Collected data entries:
· · · ·

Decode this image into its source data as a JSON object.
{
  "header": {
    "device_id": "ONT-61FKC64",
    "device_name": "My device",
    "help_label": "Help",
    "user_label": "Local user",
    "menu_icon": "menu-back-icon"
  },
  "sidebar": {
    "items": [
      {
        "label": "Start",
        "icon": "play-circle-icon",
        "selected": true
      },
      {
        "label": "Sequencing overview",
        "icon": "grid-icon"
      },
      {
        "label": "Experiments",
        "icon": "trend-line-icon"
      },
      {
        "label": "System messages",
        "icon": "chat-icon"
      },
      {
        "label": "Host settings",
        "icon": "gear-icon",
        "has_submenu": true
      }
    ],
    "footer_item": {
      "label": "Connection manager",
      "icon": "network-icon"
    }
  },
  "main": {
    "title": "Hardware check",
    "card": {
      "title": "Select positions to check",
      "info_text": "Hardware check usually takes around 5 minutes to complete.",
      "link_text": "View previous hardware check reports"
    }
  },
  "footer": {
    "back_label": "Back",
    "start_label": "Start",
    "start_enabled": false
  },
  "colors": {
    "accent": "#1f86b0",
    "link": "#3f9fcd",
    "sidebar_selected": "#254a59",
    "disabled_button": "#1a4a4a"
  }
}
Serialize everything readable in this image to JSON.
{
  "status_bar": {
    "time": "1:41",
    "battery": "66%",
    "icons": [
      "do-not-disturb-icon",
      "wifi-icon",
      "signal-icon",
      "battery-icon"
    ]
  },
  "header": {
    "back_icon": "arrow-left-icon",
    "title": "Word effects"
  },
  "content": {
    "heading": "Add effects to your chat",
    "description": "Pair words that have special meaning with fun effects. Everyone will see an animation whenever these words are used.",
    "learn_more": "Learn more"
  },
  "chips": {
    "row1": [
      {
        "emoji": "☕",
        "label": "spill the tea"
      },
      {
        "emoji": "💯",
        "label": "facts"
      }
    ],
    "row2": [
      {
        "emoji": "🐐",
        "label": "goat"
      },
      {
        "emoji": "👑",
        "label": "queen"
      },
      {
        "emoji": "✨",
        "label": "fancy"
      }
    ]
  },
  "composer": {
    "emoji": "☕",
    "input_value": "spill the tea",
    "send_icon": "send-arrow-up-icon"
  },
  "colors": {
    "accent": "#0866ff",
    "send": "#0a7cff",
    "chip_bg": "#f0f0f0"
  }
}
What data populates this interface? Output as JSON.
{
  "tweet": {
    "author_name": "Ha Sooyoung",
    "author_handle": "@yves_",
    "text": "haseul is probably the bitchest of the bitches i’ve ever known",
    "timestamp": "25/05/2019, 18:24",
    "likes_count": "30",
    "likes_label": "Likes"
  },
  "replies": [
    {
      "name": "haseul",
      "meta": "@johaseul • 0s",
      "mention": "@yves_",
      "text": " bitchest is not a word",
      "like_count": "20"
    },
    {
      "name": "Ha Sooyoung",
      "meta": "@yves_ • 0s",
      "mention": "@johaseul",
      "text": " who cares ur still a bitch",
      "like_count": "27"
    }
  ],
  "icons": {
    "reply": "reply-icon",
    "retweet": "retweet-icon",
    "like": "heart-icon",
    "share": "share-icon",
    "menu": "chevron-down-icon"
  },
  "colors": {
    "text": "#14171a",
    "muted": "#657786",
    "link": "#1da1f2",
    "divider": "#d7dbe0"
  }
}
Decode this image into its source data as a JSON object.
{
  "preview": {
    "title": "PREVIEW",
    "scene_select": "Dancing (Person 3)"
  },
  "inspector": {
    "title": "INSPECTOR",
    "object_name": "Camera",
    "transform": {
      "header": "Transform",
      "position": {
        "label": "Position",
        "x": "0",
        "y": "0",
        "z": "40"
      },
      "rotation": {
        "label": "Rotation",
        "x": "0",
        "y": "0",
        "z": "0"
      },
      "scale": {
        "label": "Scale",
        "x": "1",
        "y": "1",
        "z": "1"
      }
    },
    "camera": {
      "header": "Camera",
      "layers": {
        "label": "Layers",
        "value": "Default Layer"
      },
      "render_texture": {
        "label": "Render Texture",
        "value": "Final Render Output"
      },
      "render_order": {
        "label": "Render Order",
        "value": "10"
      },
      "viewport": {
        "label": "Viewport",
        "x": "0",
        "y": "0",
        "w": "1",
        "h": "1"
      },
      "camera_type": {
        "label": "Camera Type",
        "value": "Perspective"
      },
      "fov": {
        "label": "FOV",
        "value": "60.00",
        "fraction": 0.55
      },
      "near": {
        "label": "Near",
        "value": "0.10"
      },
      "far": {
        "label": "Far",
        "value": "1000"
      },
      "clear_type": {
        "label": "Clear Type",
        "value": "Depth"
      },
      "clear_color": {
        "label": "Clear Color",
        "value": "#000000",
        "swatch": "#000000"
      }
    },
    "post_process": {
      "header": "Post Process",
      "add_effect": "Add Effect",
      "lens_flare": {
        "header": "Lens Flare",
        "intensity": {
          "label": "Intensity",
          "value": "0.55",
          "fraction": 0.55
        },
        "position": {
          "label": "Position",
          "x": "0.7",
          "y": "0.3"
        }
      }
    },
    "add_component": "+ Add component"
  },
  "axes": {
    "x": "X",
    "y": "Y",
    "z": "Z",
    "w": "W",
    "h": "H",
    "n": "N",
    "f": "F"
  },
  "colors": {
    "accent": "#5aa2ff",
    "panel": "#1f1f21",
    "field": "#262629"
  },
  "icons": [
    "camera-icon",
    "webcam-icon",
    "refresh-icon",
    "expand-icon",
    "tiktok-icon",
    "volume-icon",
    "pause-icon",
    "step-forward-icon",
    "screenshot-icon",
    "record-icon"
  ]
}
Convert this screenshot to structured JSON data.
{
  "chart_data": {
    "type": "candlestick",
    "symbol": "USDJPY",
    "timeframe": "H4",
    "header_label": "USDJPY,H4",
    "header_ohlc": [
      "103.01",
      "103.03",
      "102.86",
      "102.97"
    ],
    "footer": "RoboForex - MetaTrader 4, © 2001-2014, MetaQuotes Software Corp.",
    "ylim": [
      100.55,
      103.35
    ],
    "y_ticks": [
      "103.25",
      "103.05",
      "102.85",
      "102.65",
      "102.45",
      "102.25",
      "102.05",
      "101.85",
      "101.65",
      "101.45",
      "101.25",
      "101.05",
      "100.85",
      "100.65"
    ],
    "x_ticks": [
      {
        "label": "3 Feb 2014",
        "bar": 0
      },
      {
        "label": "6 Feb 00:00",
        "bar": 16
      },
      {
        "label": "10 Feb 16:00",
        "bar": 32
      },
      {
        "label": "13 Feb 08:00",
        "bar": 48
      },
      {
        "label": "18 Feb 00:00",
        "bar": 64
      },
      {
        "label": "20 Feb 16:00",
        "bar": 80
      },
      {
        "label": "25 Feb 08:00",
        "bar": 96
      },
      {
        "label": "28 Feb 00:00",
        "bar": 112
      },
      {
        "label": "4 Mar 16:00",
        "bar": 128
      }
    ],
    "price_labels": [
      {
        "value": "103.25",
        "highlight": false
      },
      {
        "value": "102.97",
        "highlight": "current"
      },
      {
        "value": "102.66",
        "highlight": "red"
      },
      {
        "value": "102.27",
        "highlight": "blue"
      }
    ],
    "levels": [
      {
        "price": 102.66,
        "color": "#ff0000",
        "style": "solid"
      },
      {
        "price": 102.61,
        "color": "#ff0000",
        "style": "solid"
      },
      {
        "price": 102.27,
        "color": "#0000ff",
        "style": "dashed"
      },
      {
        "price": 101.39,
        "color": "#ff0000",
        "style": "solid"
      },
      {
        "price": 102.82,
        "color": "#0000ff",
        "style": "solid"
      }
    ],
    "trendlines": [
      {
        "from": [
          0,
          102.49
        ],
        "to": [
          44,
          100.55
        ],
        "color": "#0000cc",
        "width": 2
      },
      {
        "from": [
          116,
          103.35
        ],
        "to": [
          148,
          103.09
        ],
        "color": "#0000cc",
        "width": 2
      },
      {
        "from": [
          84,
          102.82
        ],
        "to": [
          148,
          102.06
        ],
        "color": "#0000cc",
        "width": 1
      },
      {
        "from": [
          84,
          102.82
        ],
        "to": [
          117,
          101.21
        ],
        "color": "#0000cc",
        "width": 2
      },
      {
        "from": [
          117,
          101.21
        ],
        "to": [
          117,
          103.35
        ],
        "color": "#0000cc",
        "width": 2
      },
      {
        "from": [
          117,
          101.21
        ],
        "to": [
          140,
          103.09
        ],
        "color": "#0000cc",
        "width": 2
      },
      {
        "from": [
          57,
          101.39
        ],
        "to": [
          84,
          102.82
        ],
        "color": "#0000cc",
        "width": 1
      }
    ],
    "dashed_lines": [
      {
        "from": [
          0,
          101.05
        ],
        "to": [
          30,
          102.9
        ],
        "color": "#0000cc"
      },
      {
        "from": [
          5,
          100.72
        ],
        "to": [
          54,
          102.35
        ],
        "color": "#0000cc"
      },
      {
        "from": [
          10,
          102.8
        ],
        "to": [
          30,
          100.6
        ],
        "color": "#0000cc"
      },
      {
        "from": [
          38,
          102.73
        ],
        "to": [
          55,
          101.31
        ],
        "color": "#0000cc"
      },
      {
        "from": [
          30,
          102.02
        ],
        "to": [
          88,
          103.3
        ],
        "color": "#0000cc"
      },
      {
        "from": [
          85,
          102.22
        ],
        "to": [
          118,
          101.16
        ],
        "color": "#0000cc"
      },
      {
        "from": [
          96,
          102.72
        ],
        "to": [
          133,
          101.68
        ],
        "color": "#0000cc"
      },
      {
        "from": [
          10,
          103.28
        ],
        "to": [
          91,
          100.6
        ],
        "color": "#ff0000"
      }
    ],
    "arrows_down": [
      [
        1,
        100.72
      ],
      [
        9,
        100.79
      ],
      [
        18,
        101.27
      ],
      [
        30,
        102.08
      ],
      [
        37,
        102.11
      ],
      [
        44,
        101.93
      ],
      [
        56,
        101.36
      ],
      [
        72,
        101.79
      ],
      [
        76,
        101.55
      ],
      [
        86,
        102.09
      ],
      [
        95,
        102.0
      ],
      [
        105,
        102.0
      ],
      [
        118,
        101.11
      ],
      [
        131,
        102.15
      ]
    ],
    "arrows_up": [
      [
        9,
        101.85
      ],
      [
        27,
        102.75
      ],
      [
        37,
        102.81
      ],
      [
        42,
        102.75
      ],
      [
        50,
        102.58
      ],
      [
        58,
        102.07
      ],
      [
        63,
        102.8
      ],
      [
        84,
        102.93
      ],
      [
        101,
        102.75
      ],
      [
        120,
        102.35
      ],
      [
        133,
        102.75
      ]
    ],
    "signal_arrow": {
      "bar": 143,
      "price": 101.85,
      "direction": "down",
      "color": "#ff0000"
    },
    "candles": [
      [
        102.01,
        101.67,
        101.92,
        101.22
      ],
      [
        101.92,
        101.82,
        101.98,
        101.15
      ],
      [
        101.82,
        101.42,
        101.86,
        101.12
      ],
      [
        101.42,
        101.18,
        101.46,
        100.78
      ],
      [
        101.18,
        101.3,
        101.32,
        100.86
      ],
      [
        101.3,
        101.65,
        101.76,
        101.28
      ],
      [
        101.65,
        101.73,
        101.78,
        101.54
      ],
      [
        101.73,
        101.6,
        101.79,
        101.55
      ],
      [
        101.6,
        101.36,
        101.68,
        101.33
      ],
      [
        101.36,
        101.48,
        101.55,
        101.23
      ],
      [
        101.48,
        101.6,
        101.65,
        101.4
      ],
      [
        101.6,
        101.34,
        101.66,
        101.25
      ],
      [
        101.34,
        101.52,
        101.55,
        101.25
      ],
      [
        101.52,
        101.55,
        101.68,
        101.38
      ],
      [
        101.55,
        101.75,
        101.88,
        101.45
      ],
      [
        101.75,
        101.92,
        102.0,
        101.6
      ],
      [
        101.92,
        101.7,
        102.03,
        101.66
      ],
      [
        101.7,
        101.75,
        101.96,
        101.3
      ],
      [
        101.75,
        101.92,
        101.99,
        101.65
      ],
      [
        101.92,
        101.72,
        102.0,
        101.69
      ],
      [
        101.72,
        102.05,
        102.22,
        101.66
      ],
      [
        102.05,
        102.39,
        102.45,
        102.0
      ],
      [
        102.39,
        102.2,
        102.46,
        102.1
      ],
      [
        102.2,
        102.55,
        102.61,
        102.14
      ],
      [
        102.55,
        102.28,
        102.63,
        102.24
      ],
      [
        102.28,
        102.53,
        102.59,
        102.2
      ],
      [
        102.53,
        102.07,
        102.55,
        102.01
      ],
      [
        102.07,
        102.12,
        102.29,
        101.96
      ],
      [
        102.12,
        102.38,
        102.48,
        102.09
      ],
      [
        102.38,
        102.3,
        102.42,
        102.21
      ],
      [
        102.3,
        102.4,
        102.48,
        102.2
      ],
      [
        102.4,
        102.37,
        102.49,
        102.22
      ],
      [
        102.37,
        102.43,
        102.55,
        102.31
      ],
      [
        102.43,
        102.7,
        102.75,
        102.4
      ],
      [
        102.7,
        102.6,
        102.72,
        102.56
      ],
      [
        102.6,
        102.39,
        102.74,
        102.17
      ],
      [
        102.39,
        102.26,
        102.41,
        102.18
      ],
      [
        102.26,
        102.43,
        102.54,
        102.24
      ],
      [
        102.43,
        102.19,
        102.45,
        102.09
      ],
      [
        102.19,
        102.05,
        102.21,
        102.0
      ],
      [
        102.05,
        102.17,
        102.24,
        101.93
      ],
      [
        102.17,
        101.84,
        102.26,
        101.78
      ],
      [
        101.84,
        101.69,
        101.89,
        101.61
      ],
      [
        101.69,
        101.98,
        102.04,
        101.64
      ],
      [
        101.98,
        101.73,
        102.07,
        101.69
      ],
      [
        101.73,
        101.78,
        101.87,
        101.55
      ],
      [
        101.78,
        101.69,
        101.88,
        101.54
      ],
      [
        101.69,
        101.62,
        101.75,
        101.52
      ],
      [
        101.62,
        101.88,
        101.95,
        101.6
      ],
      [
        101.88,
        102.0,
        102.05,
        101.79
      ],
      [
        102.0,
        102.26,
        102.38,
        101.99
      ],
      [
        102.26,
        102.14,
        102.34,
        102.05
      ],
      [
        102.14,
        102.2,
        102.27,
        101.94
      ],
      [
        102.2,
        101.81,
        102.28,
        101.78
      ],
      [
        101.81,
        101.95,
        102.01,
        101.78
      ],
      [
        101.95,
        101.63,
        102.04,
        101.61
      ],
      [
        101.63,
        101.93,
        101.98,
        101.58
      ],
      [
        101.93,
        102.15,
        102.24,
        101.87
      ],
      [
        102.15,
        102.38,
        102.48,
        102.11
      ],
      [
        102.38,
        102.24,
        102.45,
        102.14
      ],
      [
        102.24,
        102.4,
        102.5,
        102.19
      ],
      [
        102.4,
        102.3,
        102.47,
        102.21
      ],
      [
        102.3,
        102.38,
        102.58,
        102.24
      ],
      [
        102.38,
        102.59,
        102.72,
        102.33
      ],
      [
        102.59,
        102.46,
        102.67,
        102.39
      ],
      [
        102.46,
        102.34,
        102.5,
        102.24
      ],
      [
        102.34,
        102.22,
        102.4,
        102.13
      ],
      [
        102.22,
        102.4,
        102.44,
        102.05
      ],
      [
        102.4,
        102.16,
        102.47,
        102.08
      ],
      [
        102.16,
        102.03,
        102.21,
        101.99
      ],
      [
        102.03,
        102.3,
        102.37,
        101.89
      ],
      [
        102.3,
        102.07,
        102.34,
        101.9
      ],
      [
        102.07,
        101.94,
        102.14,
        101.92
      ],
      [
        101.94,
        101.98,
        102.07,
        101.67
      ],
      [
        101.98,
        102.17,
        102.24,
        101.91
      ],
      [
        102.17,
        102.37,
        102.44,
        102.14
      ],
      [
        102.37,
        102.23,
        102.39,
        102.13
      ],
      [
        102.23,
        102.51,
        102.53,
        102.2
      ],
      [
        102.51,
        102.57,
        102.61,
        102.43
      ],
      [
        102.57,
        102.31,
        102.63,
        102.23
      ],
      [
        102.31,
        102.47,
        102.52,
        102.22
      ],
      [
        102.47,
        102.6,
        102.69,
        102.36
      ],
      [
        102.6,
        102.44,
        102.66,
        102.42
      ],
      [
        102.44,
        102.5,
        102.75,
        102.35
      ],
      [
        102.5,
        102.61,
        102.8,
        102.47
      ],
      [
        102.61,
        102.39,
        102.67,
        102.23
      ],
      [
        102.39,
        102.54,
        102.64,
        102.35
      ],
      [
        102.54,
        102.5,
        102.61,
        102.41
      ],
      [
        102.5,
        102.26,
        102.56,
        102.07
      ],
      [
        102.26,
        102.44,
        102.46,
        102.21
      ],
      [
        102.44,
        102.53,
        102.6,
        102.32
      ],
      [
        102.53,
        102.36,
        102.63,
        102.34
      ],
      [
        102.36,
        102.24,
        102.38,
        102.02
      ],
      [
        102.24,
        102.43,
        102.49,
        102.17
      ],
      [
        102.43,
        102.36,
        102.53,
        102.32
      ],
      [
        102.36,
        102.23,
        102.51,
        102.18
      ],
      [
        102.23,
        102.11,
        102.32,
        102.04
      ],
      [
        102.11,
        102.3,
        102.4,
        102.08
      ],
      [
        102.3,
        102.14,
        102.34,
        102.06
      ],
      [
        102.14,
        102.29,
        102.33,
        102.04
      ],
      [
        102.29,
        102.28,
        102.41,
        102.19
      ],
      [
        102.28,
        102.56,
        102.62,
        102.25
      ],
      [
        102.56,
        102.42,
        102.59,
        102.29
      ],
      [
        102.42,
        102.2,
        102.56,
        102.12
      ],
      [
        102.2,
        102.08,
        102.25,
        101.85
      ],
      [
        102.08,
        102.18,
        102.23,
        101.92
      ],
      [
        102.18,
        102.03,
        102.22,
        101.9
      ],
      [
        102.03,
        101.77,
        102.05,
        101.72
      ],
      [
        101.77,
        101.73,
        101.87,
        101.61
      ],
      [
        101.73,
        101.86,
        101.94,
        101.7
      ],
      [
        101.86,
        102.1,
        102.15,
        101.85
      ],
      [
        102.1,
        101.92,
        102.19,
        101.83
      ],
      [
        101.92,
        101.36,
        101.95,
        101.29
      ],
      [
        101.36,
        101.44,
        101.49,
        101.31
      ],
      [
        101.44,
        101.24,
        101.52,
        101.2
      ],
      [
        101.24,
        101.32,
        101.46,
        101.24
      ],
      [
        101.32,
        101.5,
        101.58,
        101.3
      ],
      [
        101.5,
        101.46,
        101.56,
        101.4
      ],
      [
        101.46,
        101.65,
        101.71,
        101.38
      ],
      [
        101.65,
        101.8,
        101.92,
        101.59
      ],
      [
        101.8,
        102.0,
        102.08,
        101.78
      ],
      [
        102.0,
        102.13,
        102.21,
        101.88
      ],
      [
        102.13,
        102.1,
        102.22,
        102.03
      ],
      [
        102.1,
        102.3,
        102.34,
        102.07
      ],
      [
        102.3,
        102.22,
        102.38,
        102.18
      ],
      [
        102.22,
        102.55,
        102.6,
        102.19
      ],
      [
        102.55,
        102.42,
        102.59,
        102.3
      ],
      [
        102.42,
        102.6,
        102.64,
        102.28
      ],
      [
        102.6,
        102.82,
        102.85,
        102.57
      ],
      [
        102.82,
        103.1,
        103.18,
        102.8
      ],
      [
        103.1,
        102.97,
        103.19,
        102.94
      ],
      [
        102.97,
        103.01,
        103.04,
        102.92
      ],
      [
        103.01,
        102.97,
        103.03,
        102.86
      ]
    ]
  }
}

· · · ·

CHALLENGE: From the listing above, collect each line in which the string "bitchest" appears.

RESPONSE TO THE TASK:
    "text": "haseul is probably the bitchest of the bitches i’ve ever known",
      "text": " bitchest is not a word",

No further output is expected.